Task inputs ::
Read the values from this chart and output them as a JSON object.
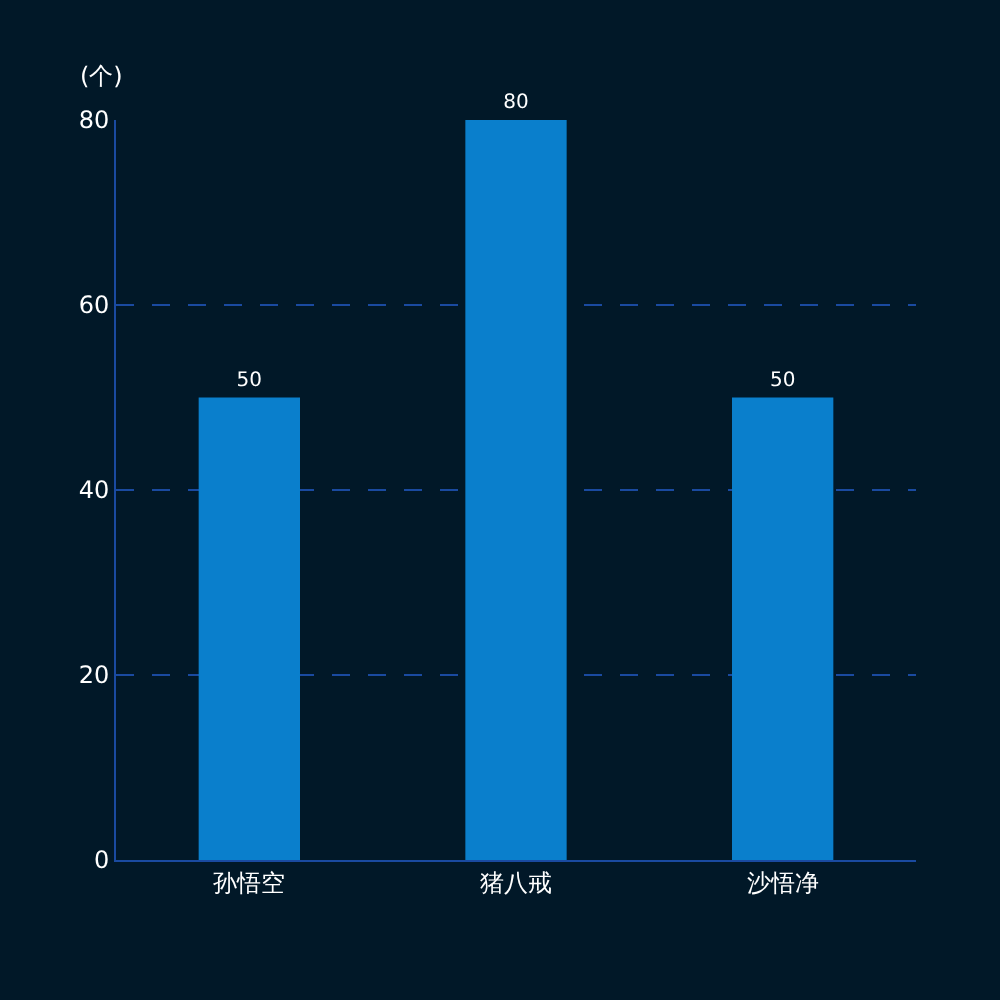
{
  "chart_data": {
    "type": "bar",
    "ylabel": "(个)",
    "categories": [
      "孙悟空",
      "猪八戒",
      "沙悟净"
    ],
    "values": [
      50,
      80,
      50
    ],
    "color": "#0a7fcc",
    "ylim": [
      0,
      80
    ],
    "yticks": [
      0,
      20,
      40,
      60,
      80
    ],
    "grid": "y",
    "data_labels": true
  }
}
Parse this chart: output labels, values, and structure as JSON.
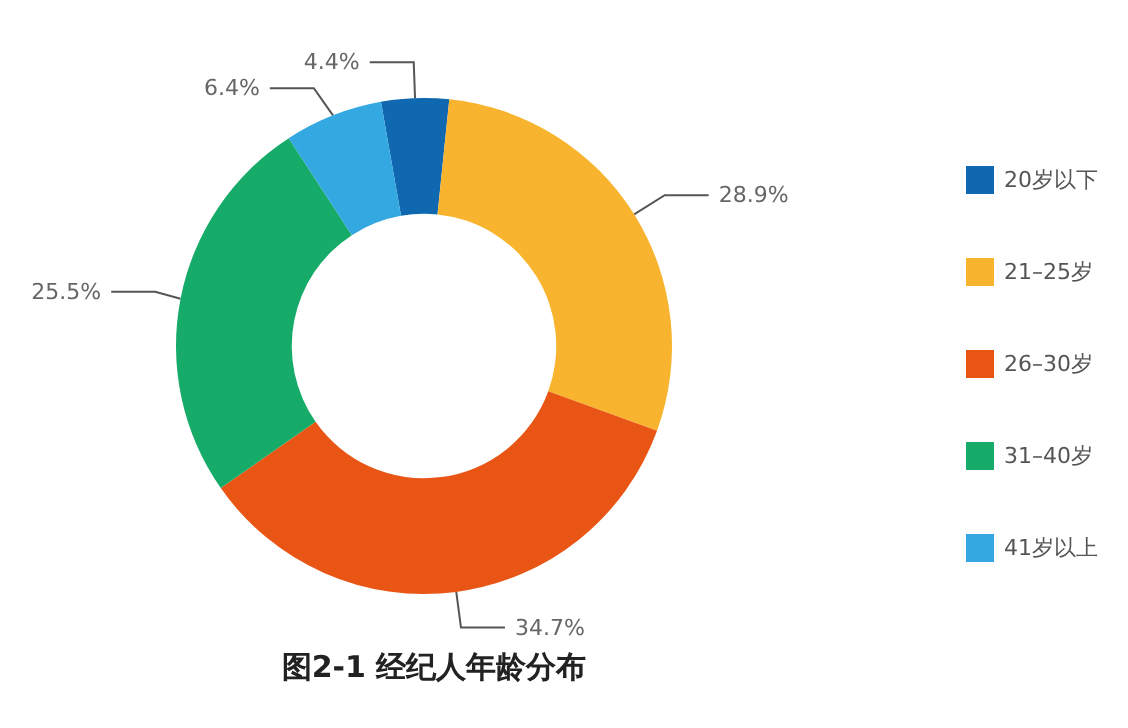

Description of the task ::
Would you mind returning each entry above word for word, skipping the images?

The reply ::
Read the values from this chart and output them as a JSON object.
{
  "chart_data": {
    "type": "bar",
    "ylabel": "(个)",
    "categories": [
      "孙悟空",
      "猪八戒",
      "沙悟净"
    ],
    "values": [
      50,
      80,
      50
    ],
    "color": "#0a7fcc",
    "ylim": [
      0,
      80
    ],
    "yticks": [
      0,
      20,
      40,
      60,
      80
    ],
    "grid": "y",
    "data_labels": true
  }
}
Parse this chart: output labels, values, and structure as JSON.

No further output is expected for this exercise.